## Challenge
Quote the records that follow in full and exactly; leave out the pictures.

## Data to use
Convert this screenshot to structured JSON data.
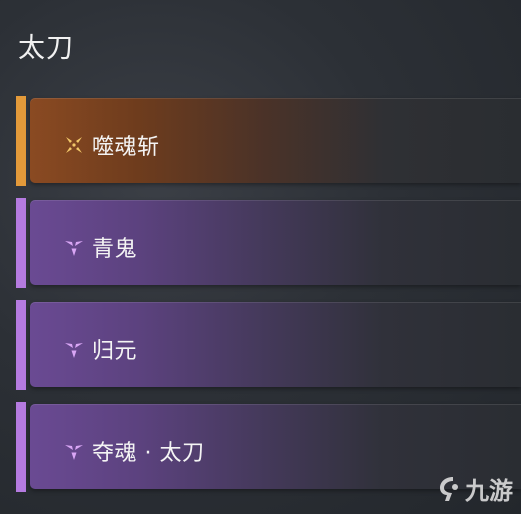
{
  "title": "太刀",
  "skills": [
    {
      "name": "噬魂斩",
      "rarity": "orange",
      "icon": "sparkle-icon"
    },
    {
      "name": "青鬼",
      "rarity": "purple",
      "icon": "tri-gem-icon"
    },
    {
      "name": "归元",
      "rarity": "purple",
      "icon": "tri-gem-icon"
    },
    {
      "name": "夺魂 · 太刀",
      "rarity": "purple",
      "icon": "tri-gem-icon"
    }
  ],
  "colors": {
    "orange_accent": "#e39a3a",
    "purple_accent": "#b57be0",
    "orange_icon": "#f3c86a",
    "purple_icon": "#d9a6f5"
  },
  "watermark": {
    "text": "九游",
    "icon": "j9-logo-icon"
  }
}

## Written answer
Convert this screenshot to structured JSON data.
{
  "title": "太刀",
  "skills": [
    {
      "name": "噬魂斩",
      "rarity": "orange",
      "icon": "sparkle-icon"
    },
    {
      "name": "青鬼",
      "rarity": "purple",
      "icon": "tri-gem-icon"
    },
    {
      "name": "归元",
      "rarity": "purple",
      "icon": "tri-gem-icon"
    },
    {
      "name": "夺魂 · 太刀",
      "rarity": "purple",
      "icon": "tri-gem-icon"
    }
  ],
  "colors": {
    "orange_accent": "#e39a3a",
    "purple_accent": "#b57be0",
    "orange_icon": "#f3c86a",
    "purple_icon": "#d9a6f5"
  },
  "watermark": {
    "text": "九游",
    "icon": "j9-logo-icon"
  }
}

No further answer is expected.